### [Task instructions]
Pictures do not belong in the copy; transcribe everything else in the records exactly.

### [Data provided]

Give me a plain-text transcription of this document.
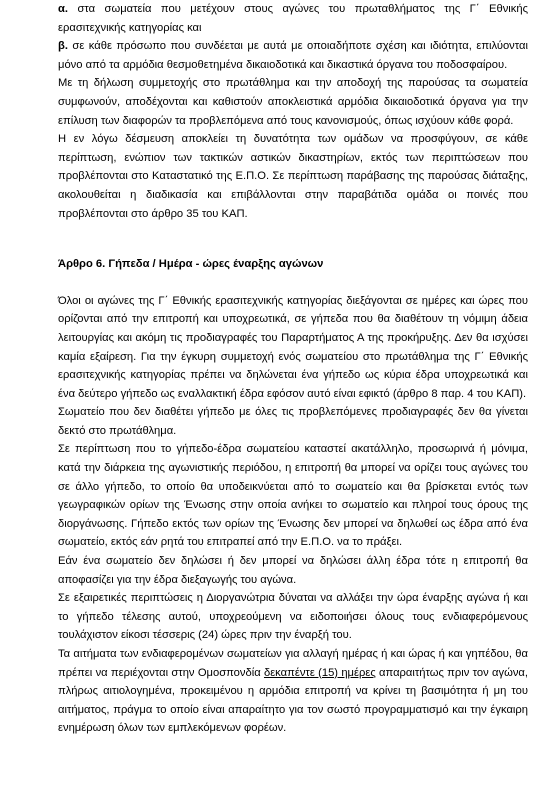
α. στα σωματεία που μετέχουν στους αγώνες του πρωταθλήματος της Γ΄ Εθνικής ερασιτεχνικής κατηγορίας και

β. σε κάθε πρόσωπο που συνδέεται με αυτά με οποιαδήποτε σχέση και ιδιότητα, επιλύονται μόνο από τα αρμόδια θεσμοθετημένα δικαιοδοτικά και δικαστικά όργανα του ποδοσφαίρου.

Με τη δήλωση συμμετοχής στο πρωτάθλημα και την αποδοχή της παρούσας τα σωματεία συμφωνούν, αποδέχονται και καθιστούν αποκλειστικά αρμόδια δικαιοδοτικά όργανα για την επίλυση των διαφορών τα προβλεπόμενα από τους κανονισμούς, όπως ισχύουν κάθε φορά.

Η εν λόγω δέσμευση αποκλείει τη δυνατότητα των ομάδων να προσφύγουν, σε κάθε περίπτωση, ενώπιον των τακτικών αστικών δικαστηρίων, εκτός των περιπτώσεων που προβλέπονται στο Καταστατικό της Ε.Π.Ο. Σε περίπτωση παράβασης της παρούσας διάταξης, ακολουθείται η διαδικασία και επιβάλλονται στην παραβάτιδα ομάδα οι ποινές που προβλέπονται στο άρθρο 35 του ΚΑΠ.

Άρθρο 6. Γήπεδα / Ημέρα - ώρες έναρξης αγώνων

Όλοι οι αγώνες της Γ΄ Εθνικής ερασιτεχνικής κατηγορίας διεξάγονται σε ημέρες και ώρες που ορίζονται από την επιτροπή και υποχρεωτικά, σε γήπεδα που θα διαθέτουν τη νόμιμη άδεια λειτουργίας και ακόμη τις προδιαγραφές του Παραρτήματος Α της προκήρυξης. Δεν θα ισχύσει καμία εξαίρεση. Για την έγκυρη συμμετοχή ενός σωματείου στο πρωτάθλημα της Γ΄ Εθνικής ερασιτεχνικής κατηγορίας πρέπει να δηλώνεται ένα γήπεδο ως κύρια έδρα υποχρεωτικά και ένα δεύτερο γήπεδο ως εναλλακτική έδρα εφόσον αυτό είναι εφικτό (άρθρο 8 παρ. 4 του ΚΑΠ).

Σωματείο που δεν διαθέτει γήπεδο με όλες τις προβλεπόμενες προδιαγραφές δεν θα γίνεται δεκτό στο πρωτάθλημα.

Σε περίπτωση που το γήπεδο-έδρα σωματείου καταστεί ακατάλληλο, προσωρινά ή μόνιμα, κατά την διάρκεια της αγωνιστικής περιόδου, η επιτροπή θα μπορεί να ορίζει τους αγώνες του σε άλλο γήπεδο, το οποίο θα υποδεικνύεται από το σωματείο και θα βρίσκεται εντός των γεωγραφικών ορίων της Ένωσης στην οποία ανήκει το σωματείο και πληροί τους όρους της διοργάνωσης. Γήπεδο εκτός των ορίων της Ένωσης δεν μπορεί να δηλωθεί ως έδρα από ένα σωματείο, εκτός εάν ρητά του επιτραπεί από την Ε.Π.Ο. να το πράξει.

Εάν ένα σωματείο δεν δηλώσει ή δεν μπορεί να δηλώσει άλλη έδρα τότε η επιτροπή θα αποφασίζει για την έδρα διεξαγωγής του αγώνα.

Σε εξαιρετικές περιπτώσεις η Διοργανώτρια δύναται να αλλάξει την ώρα έναρξης αγώνα ή και το γήπεδο τέλεσης αυτού, υποχρεούμενη να ειδοποιήσει όλους τους ενδιαφερόμενους τουλάχιστον είκοσι τέσσερις (24) ώρες πριν την έναρξή του.

Τα αιτήματα των ενδιαφερομένων σωματείων για αλλαγή ημέρας ή και ώρας ή και γηπέδου, θα πρέπει να περιέχονται στην Ομοσπονδία δεκαπέντε (15) ημέρες απαραιτήτως πριν τον αγώνα, πλήρως αιτιολογημένα, προκειμένου η αρμόδια επιτροπή να κρίνει τη βασιμότητα ή μη του αιτήματος, πράγμα το οποίο είναι απαραίτητο για τον σωστό προγραμματισμό και την έγκαιρη ενημέρωση όλων των εμπλεκόμενων φορέων.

### [Task answer]
Give me a plain-text transcription of this document.
α. στα σωματεία που μετέχουν στους αγώνες του πρωταθλήματος της Γ΄ Εθνικής ερασιτεχνικής κατηγορίας και

β. σε κάθε πρόσωπο που συνδέεται με αυτά με οποιαδήποτε σχέση και ιδιότητα, επιλύονται μόνο από τα αρμόδια θεσμοθετημένα δικαιοδοτικά και δικαστικά όργανα του ποδοσφαίρου.

Με τη δήλωση συμμετοχής στο πρωτάθλημα και την αποδοχή της παρούσας τα σωματεία συμφωνούν, αποδέχονται και καθιστούν αποκλειστικά αρμόδια δικαιοδοτικά όργανα για την επίλυση των διαφορών τα προβλεπόμενα από τους κανονισμούς, όπως ισχύουν κάθε φορά.

Η εν λόγω δέσμευση αποκλείει τη δυνατότητα των ομάδων να προσφύγουν, σε κάθε περίπτωση, ενώπιον των τακτικών αστικών δικαστηρίων, εκτός των περιπτώσεων που προβλέπονται στο Καταστατικό της Ε.Π.Ο. Σε περίπτωση παράβασης της παρούσας διάταξης, ακολουθείται η διαδικασία και επιβάλλονται στην παραβάτιδα ομάδα οι ποινές που προβλέπονται στο άρθρο 35 του ΚΑΠ.

Άρθρο 6. Γήπεδα / Ημέρα - ώρες έναρξης αγώνων

Όλοι οι αγώνες της Γ΄ Εθνικής ερασιτεχνικής κατηγορίας διεξάγονται σε ημέρες και ώρες που ορίζονται από την επιτροπή και υποχρεωτικά, σε γήπεδα που θα διαθέτουν τη νόμιμη άδεια λειτουργίας και ακόμη τις προδιαγραφές του Παραρτήματος Α της προκήρυξης. Δεν θα ισχύσει καμία εξαίρεση. Για την έγκυρη συμμετοχή ενός σωματείου στο πρωτάθλημα της Γ΄ Εθνικής ερασιτεχνικής κατηγορίας πρέπει να δηλώνεται ένα γήπεδο ως κύρια έδρα υποχρεωτικά και ένα δεύτερο γήπεδο ως εναλλακτική έδρα εφόσον αυτό είναι εφικτό (άρθρο 8 παρ. 4 του ΚΑΠ).

Σωματείο που δεν διαθέτει γήπεδο με όλες τις προβλεπόμενες προδιαγραφές δεν θα γίνεται δεκτό στο πρωτάθλημα.

Σε περίπτωση που το γήπεδο-έδρα σωματείου καταστεί ακατάλληλο, προσωρινά ή μόνιμα, κατά την διάρκεια της αγωνιστικής περιόδου, η επιτροπή θα μπορεί να ορίζει τους αγώνες του σε άλλο γήπεδο, το οποίο θα υποδεικνύεται από το σωματείο και θα βρίσκεται εντός των γεωγραφικών ορίων της Ένωσης στην οποία ανήκει το σωματείο και πληροί τους όρους της διοργάνωσης. Γήπεδο εκτός των ορίων της Ένωσης δεν μπορεί να δηλωθεί ως έδρα από ένα σωματείο, εκτός εάν ρητά του επιτραπεί από την Ε.Π.Ο. να το πράξει.

Εάν ένα σωματείο δεν δηλώσει ή δεν μπορεί να δηλώσει άλλη έδρα τότε η επιτροπή θα αποφασίζει για την έδρα διεξαγωγής του αγώνα.

Σε εξαιρετικές περιπτώσεις η Διοργανώτρια δύναται να αλλάξει την ώρα έναρξης αγώνα ή και το γήπεδο τέλεσης αυτού, υποχρεούμενη να ειδοποιήσει όλους τους ενδιαφερόμενους τουλάχιστον είκοσι τέσσερις (24) ώρες πριν την έναρξή του.

Τα αιτήματα των ενδιαφερομένων σωματείων για αλλαγή ημέρας ή και ώρας ή και γηπέδου, θα πρέπει να περιέχονται στην Ομοσπονδία δεκαπέντε (15) ημέρες απαραιτήτως πριν τον αγώνα, πλήρως αιτιολογημένα, προκειμένου η αρμόδια επιτροπή να κρίνει τη βασιμότητα ή μη του αιτήματος, πράγμα το οποίο είναι απαραίτητο για τον σωστό προγραμματισμό και την έγκαιρη ενημέρωση όλων των εμπλεκόμενων φορέων.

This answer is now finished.